___ 閱讀文章
在無線通訊系統中，頻率合成器是用來做訊號頻率的升降之用。其中，壓控振盪器與除頻器更是頻率合成器電路裡的核心電路之ㄧ。對壓控振盪器而言，必須提供低相位雜訊的輸出，以避免相鄰雜訊訊號經由混波轉換產生干擾。而壓控振盪器的輸出會經由除頻器降頻至與參考訊號相同的等級，與相位頻率偵測器做比較以校正壓控振盪器的輸出，故除頻器需要有高頻操作的能力。由於應用於無線通訊系統中，壓控振盪器與除頻器都必須要有低功耗的特性。

本論文提出了共一個壓控振盪器與兩個除頻器電路。其中壓控振盪器是使用二極體耦合的四相位輸出振盪器。一個使用主動電感的注入鎖定除頻器。以上電路使用台積電0.18微米CMOS製程來完成。另一個則是一個使用三維電感的雙頻帶注入鎖定除頻器，使用聯電90奈米製程去實現。

首先，我們提出一個將兩組以n型電晶體為核心、透過二極體耦合形成四相位輸出壓控振盪器的技術。當控制電壓由0到1.2 V變化時，四相位壓控振盪器的低頻帶可由4.50 GHz調到4.72 GHz，而高頻帶則由11.61 GHz到11.84 GHz。而在低頻帶輸出頻率4.5 GHz，所量測到的相位雜訊在1 MHz位移時為-115.54 dBc/Hz。

其次，我們呈現一個使用可調主動電感的低功耗寬鎖定範圍注入鎖定除頻器，其可調主動電感是以兩組交錯耦合電晶體串聯堆疊而成。藉由直接在橫跨於主動LC共振腔的金氧半場效電晶體的閘極端注入訊號，我們可以得到除二的功能。當供給電壓為1.6 V時，振盪頻率為1.3至0.8 GHz。在注入強度為-3dBm時，其除二模數的操作頻率為1.5至3.8GHz。
______
挑戰題 1
請將論文摘要中的一段逐字抄寫下來：從含有「在無線通訊系統中，頻率合成器」的那句開始，抄到「使用聯電90奈米製程去實現。」結束。
挑戰題 2
依據論文摘要，判斷下列各項說法是否與原文相符，並分別以「是」或「否」作答，再逐字引用原文中作為依據的字句。
(a) 四相位壓控振盪器是以台積電0.18微米CMOS製程完成的。
(b) 雙頻帶注入鎖定除頻器使用的是二維電感。
(c) 控制電壓由0到1.2 V變化時，四相位壓控振盪器的低頻帶可由4.50 GHz調到4.80 GHz。
___ 提供資料
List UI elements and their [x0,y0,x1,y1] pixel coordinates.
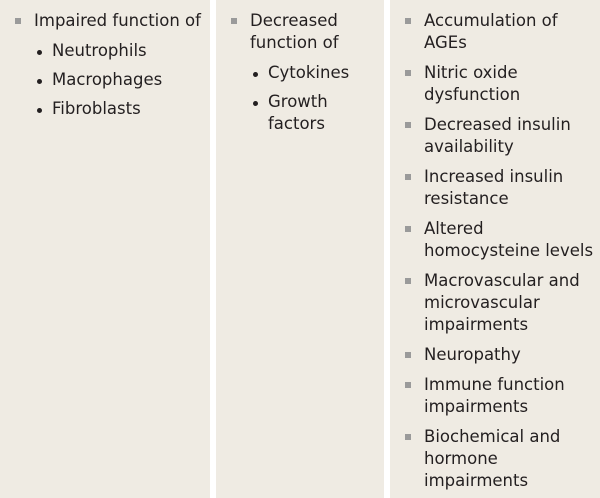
square-bullet-icon [405,434,411,440]
square-bullet-icon [405,382,411,388]
dot-bullet-icon [37,50,42,55]
square-bullet-icon [15,18,21,24]
sub-list-item-text: Growth factors [268,92,328,133]
list-item: Biochemical and hormone impairments [402,426,600,492]
square-bullet-icon [405,122,411,128]
list-item-text: Nitric oxide dysfunction [424,63,521,104]
dot-bullet-icon [253,101,258,106]
list-item: Decreased function of [228,10,384,54]
list-item-text: Decreased insulin availability [424,115,571,156]
list-item-text: Biochemical and hormone impairments [424,427,561,490]
list-item: Altered homocysteine levels [402,218,600,262]
list-item-text: Accumulation of AGEs [424,11,558,52]
list-item: Immune function impairments [402,374,600,418]
sub-list-item-text: Neutrophils [52,41,147,60]
dot-bullet-icon [37,79,42,84]
sub-list-item-text: Fibroblasts [52,99,141,118]
list-item: Decreased insulin availability [402,114,600,158]
dot-bullet-icon [37,108,42,113]
column-1: Impaired function of Neutrophils Macrophag… [0,0,210,498]
square-bullet-icon [405,278,411,284]
sub-list-item: Cytokines [228,62,384,84]
list-item-text: Macrovascular and microvascular impairme… [424,271,580,334]
square-bullet-icon [405,174,411,180]
sub-list-item: Growth factors [228,91,384,135]
dot-bullet-icon [253,72,258,77]
square-bullet-icon [405,70,411,76]
list-item: Accumulation of AGEs [402,10,600,54]
list-item-text: Neuropathy [424,345,521,364]
column-2: Decreased function of Cytokines Growth fac… [216,0,384,498]
list-item: Neuropathy [402,344,600,366]
sub-list-item-text: Macrophages [52,70,163,89]
square-bullet-icon [405,226,411,232]
list-item-text: Immune function impairments [424,375,565,416]
list-item: Macrovascular and microvascular impairme… [402,270,600,336]
square-bullet-icon [405,352,411,358]
sub-list-item: Fibroblasts [12,98,210,120]
sub-list-item: Macrophages [12,69,210,91]
sub-list-item: Neutrophils [12,40,210,62]
list-item-text: Decreased function of [250,11,339,52]
list-item-text: Altered homocysteine levels [424,219,594,260]
list-item: Nitric oxide dysfunction [402,62,600,106]
square-bullet-icon [405,18,411,24]
list-item-text: Impaired function of [34,11,201,30]
sub-list-item-text: Cytokines [268,63,350,82]
square-bullet-icon [231,18,237,24]
column-3: Accumulation of AGEs Nitric oxide dysfunc… [390,0,600,498]
list-item: Impaired function of [12,10,210,32]
list-item: Increased insulin resistance [402,166,600,210]
list-item-text: Increased insulin resistance [424,167,564,208]
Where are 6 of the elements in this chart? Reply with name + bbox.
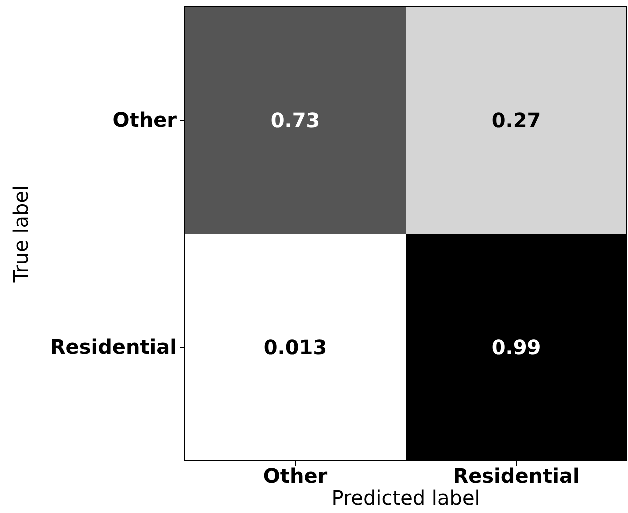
data-label: 0.27 <box>492 108 542 132</box>
data-label: 0.73 <box>270 108 320 132</box>
data-label: 0.013 <box>264 336 328 360</box>
y-axis-title: True label <box>9 185 33 284</box>
x-axis-title: Predicted label <box>332 486 480 510</box>
data-label: 0.99 <box>492 336 542 360</box>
______
完整解答 1
在無線通訊系統中，頻率合成器是用來做訊號頻率的升降之用。其中，壓控振盪器與除頻器更是頻率合成器電路裡的核心電路之ㄧ。對壓控振盪器而言，必須提供低相位雜訊的輸出，以避免相鄰雜訊訊號經由混波轉換產生干擾。而壓控振盪器的輸出會經由除頻器降頻至與參考訊號相同的等級，與相位頻率偵測器做比較以校正壓控振盪器的輸出，故除頻器需要有高頻操作的能力。由於應用於無線通訊系統中，壓控振盪器與除頻器都必須要有低功耗的特性。

本論文提出了共一個壓控振盪器與兩個除頻器電路。其中壓控振盪器是使用二極體耦合的四相位輸出振盪器。一個使用主動電感的注入鎖定除頻器。以上電路使用台積電0.18微米CMOS製程來完成。另一個則是一個使用三維電感的雙頻帶注入鎖定除頻器，使用聯電90奈米製程去實現。

完整解答 2
(a) 是。「以上電路使用台積電0.18微米CMOS製程來完成」
(b) 否。「一個使用三維電感的雙頻帶注入鎖定除頻器」
(c) 否。「四相位壓控振盪器的低頻帶可由4.50 GHz調到4.72 GHz」